-- INPUT RECORDS start --
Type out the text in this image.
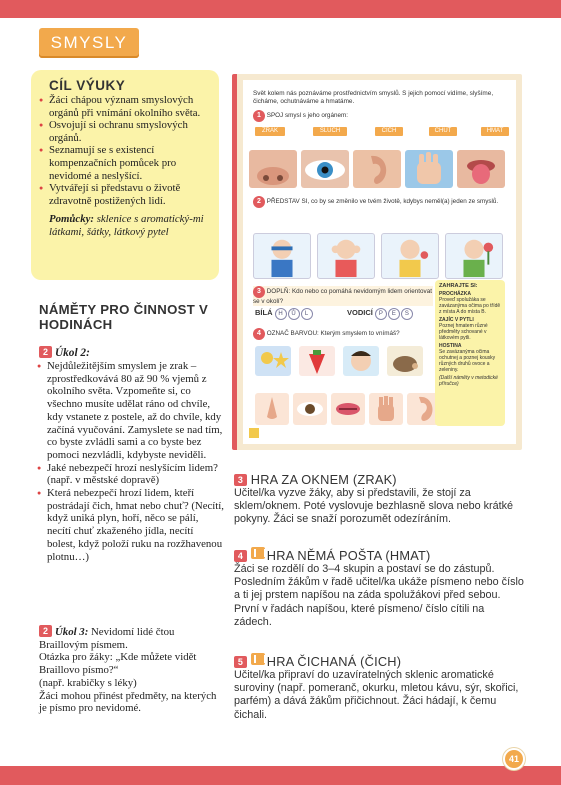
SMYSLY
CÍL VÝUKY
● Žáci chápou význam smyslových orgánů při vnímání okolního světa.
● Osvojují si ochranu smyslových orgánů.
● Seznamují se s existencí kompenzačních pomůcek pro nevidomé a neslyšící.
● Vytvářejí si představu o životě zdravotně postižených lidí.
Pomůcky: sklenice s aromatický-mi látkami, šátky, látkový pytel
NÁMĚTY PRO ČINNOST V HODINÁCH
2 Úkol 2:
● Nejdůležitějším smyslem je zrak – zprostředkovává 80 až 90 % vjemů z okolního světa. Vzpomeňte si, co všechno musíte udělat ráno od chvíle, kdy vstanete z postele, až do chvíle, kdy začíná vyučování. Zamyslete se nad tím, co byste zvládli sami a co byste bez pomoci nezvládli, kdybyste neviděli.
● Jaké nebezpečí hrozí neslyšícím lidem? (např. v městské dopravě)
● Která nebezpečí hrozí lidem, kteří postrádají čich, hmat nebo chuť? (Necítí, když uniká plyn, hoří, něco se pálí, necítí chuť zkaženého jídla, necítí bolest, když položí ruku na rozžhavenou plotnu…)
2 Úkol 3: Nevidomí lidé čtou Braillovým písmem.
Otázka pro žáky: „Kde můžete vidět Braillovo písmo?“
(např. krabičky s léky)
Žáci mohou přinést předměty, na kterých je písmo pro nevidomé.
Svět kolem nás poznáváme prostřednictvím smyslů. S jejich pomocí vidíme, slyšíme, čicháme, ochutnáváme a hmatáme.
1 SPOJ smysl s jeho orgánem:
ZRAK	SLUCH	ČICH	CHUŤ	HMAT
2 PŘEDSTAV SI, co by se změnilo ve tvém životě, kdybys neměl(a) jeden ze smyslů.
3 DOPLŇ: Kdo nebo co pomáhá nevidomým lidem orientovat se v okolí?
BÍLÁ H Ů L	VODICÍ P E S
4 OZNAČ BARVOU: Kterým smyslem to vnímáš?
ZAHRAJTE SI:
PROCHÁZKA
Proveď spolužáka se zavázanýma očima po třídě z místa A do místa B.
ZAJÍC V PYTLI
Poznej hmatem různé předměty schované v látkovém pytli.
HOSTINA
Se zavázanýma očima ochutnej a poznej kousky různých druhů ovoce a zeleniny.
(Další náměty v metodické příručce)
3 HRA ZA OKNEM (ZRAK)
Učitel/ka vyzve žáky, aby si představili, že stojí za sklem/oknem. Poté vyslovuje bezhlasně slova nebo krátké pokyny. Žáci se snaží porozumět odezíráním.
4 HRA NĚMÁ POŠTA (HMAT)
Žáci se rozdělí do 3–4 skupin a postaví se do zástupů. Posledním žákům v řadě učitel/ka ukáže písmeno nebo číslo a ti jej prstem napíšou na záda spolužákovi před sebou. První v řadách napíšou, které písmeno/ číslo cítili na zádech.
5 HRA ČICHANÁ (ČICH)
Učitel/ka připraví do uzavíratelných sklenic aromatické suroviny (např. pomeranč, okurku, mletou kávu, sýr, skořici, parfém) a dává žákům přičichnout. Žáci hádají, k čemu čichali.
41
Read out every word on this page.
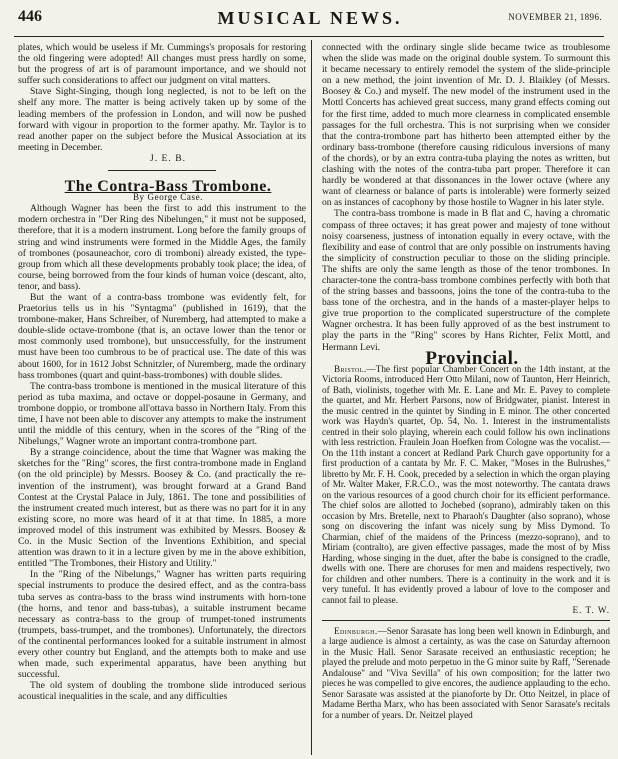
446	MUSICAL NEWS.	NOVEMBER 21, 1896.

plates, which would be useless if Mr. Cummings's proposals for restoring the old fingering were adopted! All changes must press hardly on some, but the progress of art is of paramount importance, and we should not suffer such considerations to affect our judgment on vital matters.

Stave Sight-Singing, though long neglected, is not to be left on the shelf any more. The matter is being actively taken up by some of the leading members of the profession in London, and will now be pushed forward with vigour in proportion to the former apathy. Mr. Taylor is to read another paper on the subject before the Musical Association at its meeting in December.

J. E. B.

The Contra-Bass Trombone.

By George Case.

Although Wagner has been the first to add this instrument to the modern orchestra in "Der Ring des Nibelungen," it must not be supposed, therefore, that it is a modern instrument. Long before the family groups of string and wind instruments were formed in the Middle Ages, the family of trombones (posauneachor, coro di tromboni) already existed, the type-group from which all these developments probably took place; the idea, of course, being borrowed from the four kinds of human voice (descant, alto, tenor, and bass).

But the want of a contra-bass trombone was evidently felt, for Praetorius tells us in his "Syntagma" (published in 1619), that the trombone-maker, Hans Schreiber, of Nuremberg, had attempted to make a double-slide octave-trombone (that is, an octave lower than the tenor or most commonly used trombone), but unsuccessfully, for the instrument must have been too cumbrous to be of practical use. The date of this was about 1600, for in 1612 Jobst Schnitzler, of Nuremberg, made the ordinary bass trombones (quart and quint-bass-trombones) with double slides.

The contra-bass trombone is mentioned in the musical literature of this period as tuba maxima, and octave or doppel-posaune in Germany, and trombone doppio, or trombone all'ottava basso in Northern Italy. From this time, I have not been able to discover any attempts to make the instrument until the middle of this century, when in the scores of the "Ring of the Nibelungs," Wagner wrote an important contra-trombone part.

By a strange coincidence, about the time that Wagner was making the sketches for the "Ring" scores, the first contra-trombone made in England (on the old principle) by Messrs. Boosey & Co. (and practically the re-invention of the instrument), was brought forward at a Grand Band Contest at the Crystal Palace in July, 1861. The tone and possibilities of the instrument created much interest, but as there was no part for it in any existing score, no more was heard of it at that time. In 1885, a more improved model of this instrument was exhibited by Messrs. Boosey & Co. in the Music Section of the Inventions Exhibition, and special attention was drawn to it in a lecture given by me in the above exhibition, entitled "The Trombones, their History and Utility."

In the "Ring of the Nibelungs," Wagner has written parts requiring special instruments to produce the desired effect, and as the contra-bass tuba serves as contra-bass to the brass wind instruments with horn-tone (the horns, and tenor and bass-tubas), a suitable instrument became necessary as contra-bass to the group of trumpet-toned instruments (trumpets, bass-trumpet, and the trombones). Unfortunately, the directors of the continental performances looked for a suitable instrument in almost every other country but England, and the attempts both to make and use when made, such experimental apparatus, have been anything but successful.

The old system of doubling the trombone slide introduced serious acoustical inequalities in the scale, and any difficulties

connected with the ordinary single slide became twice as troublesome when the slide was made on the original double system. To surmount this it became necessary to entirely remodel the system of the slide-principle on a new method, the joint invention of Mr. D. J. Blaikley (of Messrs. Boosey & Co.) and myself. The new model of the instrument used in the Mottl Concerts has achieved great success, many grand effects coming out for the first time, added to much more clearness in complicated ensemble passages for the full orchestra. This is not surprising when we consider that the contra-trombone part has hitherto been attempted either by the ordinary bass-trombone (therefore causing ridiculous inversions of many of the chords), or by an extra contra-tuba playing the notes as written, but clashing with the notes of the contra-tuba part proper. Therefore it can hardly be wondered at that dissonances in the lower octave (where any want of clearness or balance of parts is intolerable) were formerly seized on as instances of cacophony by those hostile to Wagner in his later style.

The contra-bass trombone is made in B flat and C, having a chromatic compass of three octaves; it has great power and majesty of tone without noisy coarseness, justness of intonation equally in every octave, with the flexibility and ease of control that are only possible on instruments having the simplicity of construction peculiar to those on the sliding principle. The shifts are only the same length as those of the tenor trombones. In character-tone the contra-bass trombone combines perfectly with both that of the string basses and bassoons, joins the tone of the contra-tuba to the bass tone of the orchestra, and in the hands of a master-player helps to give true proportion to the complicated superstructure of the complete Wagner orchestra. It has been fully approved of as the best instrument to play the parts in the "Ring" scores by Hans Richter, Felix Mottl, and Hermann Levi.

Provincial.

Bristol.—The first popular Chamber Concert on the 14th instant, at the Victoria Rooms, introduced Herr Otto Milani, now of Taunton, Herr Heinrich, of Bath, violinists, together with Mr. E. Lane and Mr. E. Pavey to complete the quartet, and Mr. Herbert Parsons, now of Bridgwater, pianist. Interest in the music centred in the quintet by Sinding in E minor. The other concerted work was Haydn's quartet, Op. 54, No. 1. Interest in the instrumentalists centred in their solo playing, wherein each could follow his own inclinations with less restriction. Fraulein Joan Hoefken from Cologne was the vocalist.—On the 11th instant a concert at Redland Park Church gave opportunity for a first production of a cantata by Mr. F. C. Maker, "Moses in the Bulrushes," libretto by Mr. F. H. Cook, preceded by a selection in which the organ playing of Mr. Walter Maker, F.R.C.O., was the most noteworthy. The cantata draws on the various resources of a good church choir for its efficient performance. The chief solos are allotted to Jochebed (soprano), admirably taken on this occasion by Mrs. Bretelle, next to Pharaoh's Daughter (also soprano), whose song on discovering the infant was nicely sung by Miss Dymond. To Charmian, chief of the maidens of the Princess (mezzo-soprano), and to Miriam (contralto), are given effective passages, made the most of by Miss Harding, whose singing in the duet, after the babe is consigned to the cradle, dwells with one. There are choruses for men and maidens respectively, two for children and other numbers. There is a continuity in the work and it is very tuneful. It has evidently proved a labour of love to the composer and cannot fail to please.

E. T. W.

Edinburgh.—Senor Sarasate has long been well known in Edinburgh, and a large audience is almost a certainty, as was the case on Saturday afternoon in the Music Hall. Senor Sarasate received an enthusiastic reception; he played the prelude and moto perpetuo in the G minor suite by Raff, "Serenade Andalouse" and "Viva Sevilla" of his own composition; for the latter two pieces he was compelled to give encores, the audience applauding to the echo. Senor Sarasate was assisted at the pianoforte by Dr. Otto Neitzel, in place of Madame Bertha Marx, who has been associated with Senor Sarasate's recitals for a number of years. Dr. Neitzel played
-- INPUT RECORDS end --
:: YOUR TASK ::
Going through the entries above, tally each line that has the word "special". Answer with the number only.

:: SOLVED PROBLEM ::
2